======== RECORDS SHOWN

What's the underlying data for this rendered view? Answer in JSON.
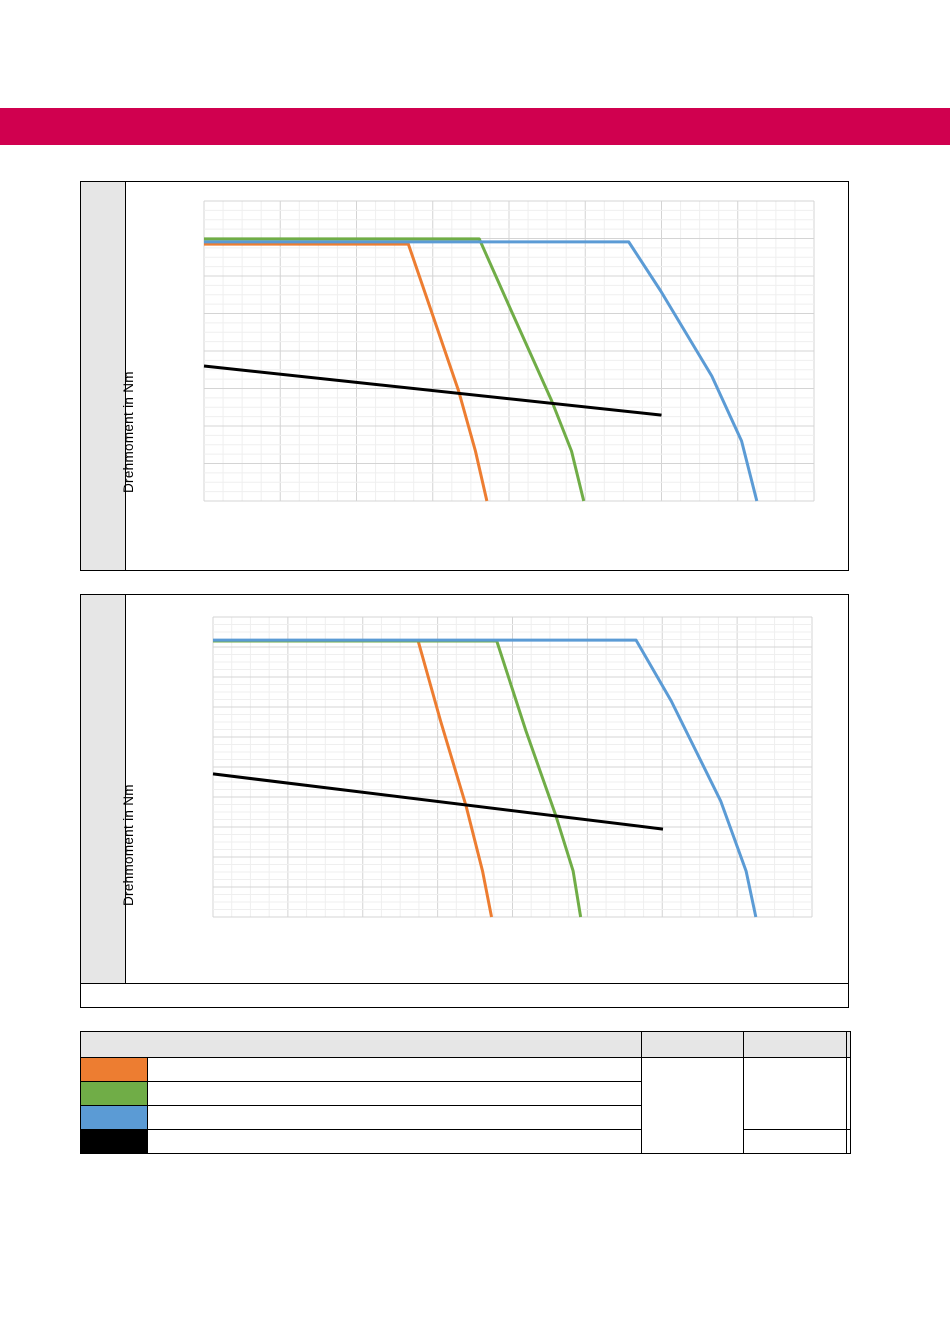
{
  "header": {
    "band_color": "#d0004f"
  },
  "colors": {
    "orange": "#ed7d31",
    "green": "#70ad47",
    "blue": "#5b9bd5",
    "black": "#000000",
    "grid": "#d9d9d9"
  },
  "chart_data": [
    {
      "type": "line",
      "ylabel": "Drehmoment in Nm",
      "xlim": [
        0,
        8
      ],
      "ylim": [
        0,
        8
      ],
      "grid": true,
      "series": [
        {
          "color": "#ed7d31",
          "x": [
            0,
            2.68,
            2.98,
            3.34,
            3.56,
            3.71
          ],
          "y": [
            6.85,
            6.85,
            5.07,
            2.93,
            1.33,
            0
          ]
        },
        {
          "color": "#70ad47",
          "x": [
            0,
            3.61,
            4.03,
            4.56,
            4.82,
            4.98
          ],
          "y": [
            6.99,
            6.99,
            5.07,
            2.67,
            1.33,
            0
          ]
        },
        {
          "color": "#5b9bd5",
          "x": [
            0,
            5.57,
            5.99,
            6.66,
            7.05,
            7.25
          ],
          "y": [
            6.91,
            6.91,
            5.6,
            3.33,
            1.6,
            0
          ]
        },
        {
          "color": "#000000",
          "x": [
            0,
            6.0
          ],
          "y": [
            3.6,
            2.29
          ]
        }
      ]
    },
    {
      "type": "line",
      "ylabel": "Drehmoment in Nm",
      "xlim": [
        0,
        8
      ],
      "ylim": [
        0,
        10
      ],
      "grid": true,
      "series": [
        {
          "color": "#ed7d31",
          "x": [
            0,
            2.74,
            3.04,
            3.38,
            3.6,
            3.72
          ],
          "y": [
            9.2,
            9.2,
            6.53,
            3.7,
            1.53,
            0
          ]
        },
        {
          "color": "#70ad47",
          "x": [
            0,
            3.79,
            4.18,
            4.58,
            4.81,
            4.91
          ],
          "y": [
            9.2,
            9.2,
            6.2,
            3.37,
            1.53,
            0
          ]
        },
        {
          "color": "#5b9bd5",
          "x": [
            0,
            5.65,
            6.12,
            6.78,
            7.12,
            7.25
          ],
          "y": [
            9.23,
            9.23,
            7.2,
            3.87,
            1.53,
            0
          ]
        },
        {
          "color": "#000000",
          "x": [
            0,
            6.01
          ],
          "y": [
            4.77,
            2.93
          ]
        }
      ]
    }
  ],
  "legend_table": {
    "swatches": [
      "#ed7d31",
      "#70ad47",
      "#5b9bd5",
      "#000000"
    ]
  }
}
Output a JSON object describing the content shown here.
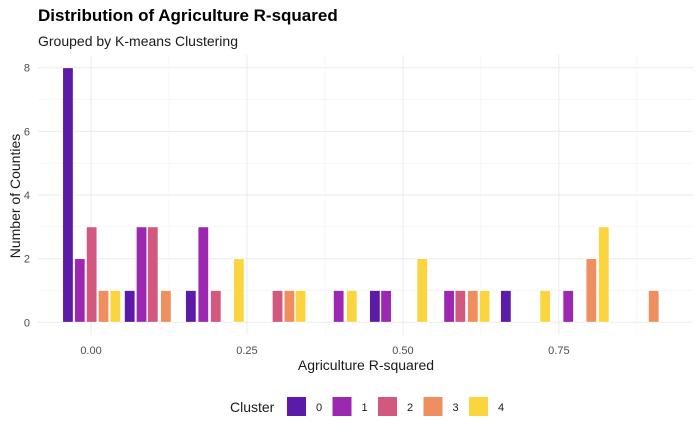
{
  "chart_data": {
    "type": "bar",
    "title": "Distribution of Agriculture R-squared",
    "subtitle": "Grouped by K-means Clustering",
    "xlabel": "Agriculture R-squared",
    "ylabel": "Number of Counties",
    "xlim": [
      -0.085,
      0.965
    ],
    "ylim": [
      -0.4,
      8.4
    ],
    "x_ticks": [
      0.0,
      0.25,
      0.5,
      0.75
    ],
    "x_tick_labels": [
      "0.00",
      "0.25",
      "0.50",
      "0.75"
    ],
    "y_ticks": [
      0,
      2,
      4,
      6,
      8
    ],
    "y_tick_labels": [
      "0",
      "2",
      "4",
      "6",
      "8"
    ],
    "bar_width": 0.017,
    "grid": true,
    "legend": {
      "title": "Cluster",
      "position": "bottom"
    },
    "series": [
      {
        "name": "0",
        "color": "#5C1AA8",
        "points": [
          {
            "x": -0.037,
            "y": 8
          },
          {
            "x": 0.062,
            "y": 1
          },
          {
            "x": 0.16,
            "y": 1
          },
          {
            "x": 0.455,
            "y": 1
          },
          {
            "x": 0.665,
            "y": 1
          }
        ]
      },
      {
        "name": "1",
        "color": "#9C28B2",
        "points": [
          {
            "x": -0.018,
            "y": 2
          },
          {
            "x": 0.081,
            "y": 3
          },
          {
            "x": 0.18,
            "y": 3
          },
          {
            "x": 0.397,
            "y": 1
          },
          {
            "x": 0.473,
            "y": 1
          },
          {
            "x": 0.574,
            "y": 1
          },
          {
            "x": 0.765,
            "y": 1
          }
        ]
      },
      {
        "name": "2",
        "color": "#D2587F",
        "points": [
          {
            "x": 0.001,
            "y": 3
          },
          {
            "x": 0.099,
            "y": 3
          },
          {
            "x": 0.2,
            "y": 1
          },
          {
            "x": 0.299,
            "y": 1
          },
          {
            "x": 0.592,
            "y": 1
          }
        ]
      },
      {
        "name": "3",
        "color": "#EF8E5E",
        "points": [
          {
            "x": 0.02,
            "y": 1
          },
          {
            "x": 0.12,
            "y": 1
          },
          {
            "x": 0.318,
            "y": 1
          },
          {
            "x": 0.612,
            "y": 1
          },
          {
            "x": 0.802,
            "y": 2
          },
          {
            "x": 0.902,
            "y": 1
          }
        ]
      },
      {
        "name": "4",
        "color": "#FAD53F",
        "points": [
          {
            "x": 0.039,
            "y": 1
          },
          {
            "x": 0.237,
            "y": 2
          },
          {
            "x": 0.336,
            "y": 1
          },
          {
            "x": 0.418,
            "y": 1
          },
          {
            "x": 0.531,
            "y": 2
          },
          {
            "x": 0.631,
            "y": 1
          },
          {
            "x": 0.728,
            "y": 1
          },
          {
            "x": 0.822,
            "y": 3
          }
        ]
      }
    ]
  }
}
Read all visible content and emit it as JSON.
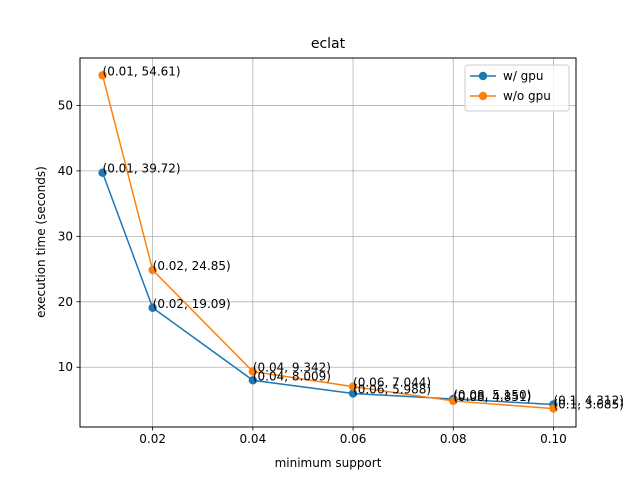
{
  "chart_data": {
    "type": "line",
    "title": "eclat",
    "xlabel": "minimum support",
    "ylabel": "execution time (seconds)",
    "xlim": [
      0.0055,
      0.1045
    ],
    "ylim": [
      0.87,
      57.25
    ],
    "x_ticks": [
      0.02,
      0.04,
      0.06,
      0.08,
      0.1
    ],
    "x_tick_labels": [
      "0.02",
      "0.04",
      "0.06",
      "0.08",
      "0.10"
    ],
    "y_ticks": [
      10,
      20,
      30,
      40,
      50
    ],
    "y_tick_labels": [
      "10",
      "20",
      "30",
      "40",
      "50"
    ],
    "grid": true,
    "legend_position": "top-right",
    "x": [
      0.01,
      0.02,
      0.04,
      0.06,
      0.08,
      0.1
    ],
    "series": [
      {
        "name": "w/ gpu",
        "color": "#1f77b4",
        "values": [
          39.72,
          19.09,
          8.009,
          5.988,
          5.15,
          4.312
        ],
        "point_labels": [
          "(0.01, 39.72)",
          "(0.02, 19.09)",
          "(0.04, 8.009)",
          "(0.06, 5.988)",
          "(0.08, 5.150)",
          "(0.1, 4.312)"
        ]
      },
      {
        "name": "w/o gpu",
        "color": "#ff7f0e",
        "values": [
          54.61,
          24.85,
          9.342,
          7.044,
          4.851,
          3.685
        ],
        "point_labels": [
          "(0.01, 54.61)",
          "(0.02, 24.85)",
          "(0.04, 9.342)",
          "(0.06, 7.044)",
          "(0.08, 4.851)",
          "(0.1, 3.685)"
        ]
      }
    ]
  }
}
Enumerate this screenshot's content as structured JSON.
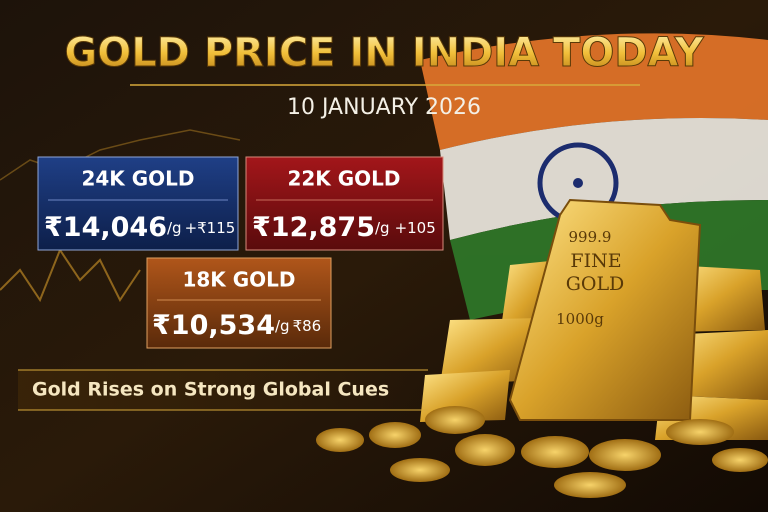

================

**TASK**
Repeat the data exactly, without the pictures.

**SOLUTION TO THIS TASK**
What's the underlying data for this rendered view? Answer in JSON.
{
  "header": {
    "band_color": "#d0004f"
  },
  "colors": {
    "orange": "#ed7d31",
    "green": "#70ad47",
    "blue": "#5b9bd5",
    "black": "#000000",
    "grid": "#d9d9d9"
  },
  "chart_data": [
    {
      "type": "line",
      "ylabel": "Drehmoment in Nm",
      "xlim": [
        0,
        8
      ],
      "ylim": [
        0,
        8
      ],
      "grid": true,
      "series": [
        {
          "color": "#ed7d31",
          "x": [
            0,
            2.68,
            2.98,
            3.34,
            3.56,
            3.71
          ],
          "y": [
            6.85,
            6.85,
            5.07,
            2.93,
            1.33,
            0
          ]
        },
        {
          "color": "#70ad47",
          "x": [
            0,
            3.61,
            4.03,
            4.56,
            4.82,
            4.98
          ],
          "y": [
            6.99,
            6.99,
            5.07,
            2.67,
            1.33,
            0
          ]
        },
        {
          "color": "#5b9bd5",
          "x": [
            0,
            5.57,
            5.99,
            6.66,
            7.05,
            7.25
          ],
          "y": [
            6.91,
            6.91,
            5.6,
            3.33,
            1.6,
            0
          ]
        },
        {
          "color": "#000000",
          "x": [
            0,
            6.0
          ],
          "y": [
            3.6,
            2.29
          ]
        }
      ]
    },
    {
      "type": "line",
      "ylabel": "Drehmoment in Nm",
      "xlim": [
        0,
        8
      ],
      "ylim": [
        0,
        10
      ],
      "grid": true,
      "series": [
        {
          "color": "#ed7d31",
          "x": [
            0,
            2.74,
            3.04,
            3.38,
            3.6,
            3.72
          ],
          "y": [
            9.2,
            9.2,
            6.53,
            3.7,
            1.53,
            0
          ]
        },
        {
          "color": "#70ad47",
          "x": [
            0,
            3.79,
            4.18,
            4.58,
            4.81,
            4.91
          ],
          "y": [
            9.2,
            9.2,
            6.2,
            3.37,
            1.53,
            0
          ]
        },
        {
          "color": "#5b9bd5",
          "x": [
            0,
            5.65,
            6.12,
            6.78,
            7.12,
            7.25
          ],
          "y": [
            9.23,
            9.23,
            7.2,
            3.87,
            1.53,
            0
          ]
        },
        {
          "color": "#000000",
          "x": [
            0,
            6.01
          ],
          "y": [
            4.77,
            2.93
          ]
        }
      ]
    }
  ],
  "legend_table": {
    "swatches": [
      "#ed7d31",
      "#70ad47",
      "#5b9bd5",
      "#000000"
    ]
  }
}
Output a JSON object describing the content shown here.
{
  "chart_data": {
    "type": "bar",
    "title": "Distribution of Agriculture R-squared",
    "subtitle": "Grouped by K-means Clustering",
    "xlabel": "Agriculture R-squared",
    "ylabel": "Number of Counties",
    "xlim": [
      -0.085,
      0.965
    ],
    "ylim": [
      -0.4,
      8.4
    ],
    "x_ticks": [
      0.0,
      0.25,
      0.5,
      0.75
    ],
    "x_tick_labels": [
      "0.00",
      "0.25",
      "0.50",
      "0.75"
    ],
    "y_ticks": [
      0,
      2,
      4,
      6,
      8
    ],
    "y_tick_labels": [
      "0",
      "2",
      "4",
      "6",
      "8"
    ],
    "bar_width": 0.017,
    "grid": true,
    "legend": {
      "title": "Cluster",
      "position": "bottom"
    },
    "series": [
      {
        "name": "0",
        "color": "#5C1AA8",
        "points": [
          {
            "x": -0.037,
            "y": 8
          },
          {
            "x": 0.062,
            "y": 1
          },
          {
            "x": 0.16,
            "y": 1
          },
          {
            "x": 0.455,
            "y": 1
          },
          {
            "x": 0.665,
            "y": 1
          }
        ]
      },
      {
        "name": "1",
        "color": "#9C28B2",
        "points": [
          {
            "x": -0.018,
            "y": 2
          },
          {
            "x": 0.081,
            "y": 3
          },
          {
            "x": 0.18,
            "y": 3
          },
          {
            "x": 0.397,
            "y": 1
          },
          {
            "x": 0.473,
            "y": 1
          },
          {
            "x": 0.574,
            "y": 1
          },
          {
            "x": 0.765,
            "y": 1
          }
        ]
      },
      {
        "name": "2",
        "color": "#D2587F",
        "points": [
          {
            "x": 0.001,
            "y": 3
          },
          {
            "x": 0.099,
            "y": 3
          },
          {
            "x": 0.2,
            "y": 1
          },
          {
            "x": 0.299,
            "y": 1
          },
          {
            "x": 0.592,
            "y": 1
          }
        ]
      },
      {
        "name": "3",
        "color": "#EF8E5E",
        "points": [
          {
            "x": 0.02,
            "y": 1
          },
          {
            "x": 0.12,
            "y": 1
          },
          {
            "x": 0.318,
            "y": 1
          },
          {
            "x": 0.612,
            "y": 1
          },
          {
            "x": 0.802,
            "y": 2
          },
          {
            "x": 0.902,
            "y": 1
          }
        ]
      },
      {
        "name": "4",
        "color": "#FAD53F",
        "points": [
          {
            "x": 0.039,
            "y": 1
          },
          {
            "x": 0.237,
            "y": 2
          },
          {
            "x": 0.336,
            "y": 1
          },
          {
            "x": 0.418,
            "y": 1
          },
          {
            "x": 0.531,
            "y": 2
          },
          {
            "x": 0.631,
            "y": 1
          },
          {
            "x": 0.728,
            "y": 1
          },
          {
            "x": 0.822,
            "y": 3
          }
        ]
      }
    ]
  }
}
Read all visible content and emit it as JSON.
{
  "chart_data": {
    "type": "line",
    "title": "eclat",
    "xlabel": "minimum support",
    "ylabel": "execution time (seconds)",
    "xlim": [
      0.0055,
      0.1045
    ],
    "ylim": [
      0.87,
      57.25
    ],
    "x_ticks": [
      0.02,
      0.04,
      0.06,
      0.08,
      0.1
    ],
    "x_tick_labels": [
      "0.02",
      "0.04",
      "0.06",
      "0.08",
      "0.10"
    ],
    "y_ticks": [
      10,
      20,
      30,
      40,
      50
    ],
    "y_tick_labels": [
      "10",
      "20",
      "30",
      "40",
      "50"
    ],
    "grid": true,
    "legend_position": "top-right",
    "x": [
      0.01,
      0.02,
      0.04,
      0.06,
      0.08,
      0.1
    ],
    "series": [
      {
        "name": "w/ gpu",
        "color": "#1f77b4",
        "values": [
          39.72,
          19.09,
          8.009,
          5.988,
          5.15,
          4.312
        ],
        "point_labels": [
          "(0.01, 39.72)",
          "(0.02, 19.09)",
          "(0.04, 8.009)",
          "(0.06, 5.988)",
          "(0.08, 5.150)",
          "(0.1, 4.312)"
        ]
      },
      {
        "name": "w/o gpu",
        "color": "#ff7f0e",
        "values": [
          54.61,
          24.85,
          9.342,
          7.044,
          4.851,
          3.685
        ],
        "point_labels": [
          "(0.01, 54.61)",
          "(0.02, 24.85)",
          "(0.04, 9.342)",
          "(0.06, 7.044)",
          "(0.08, 4.851)",
          "(0.1, 3.685)"
        ]
      }
    ]
  }
}
Enumerate this screenshot's content as structured JSON.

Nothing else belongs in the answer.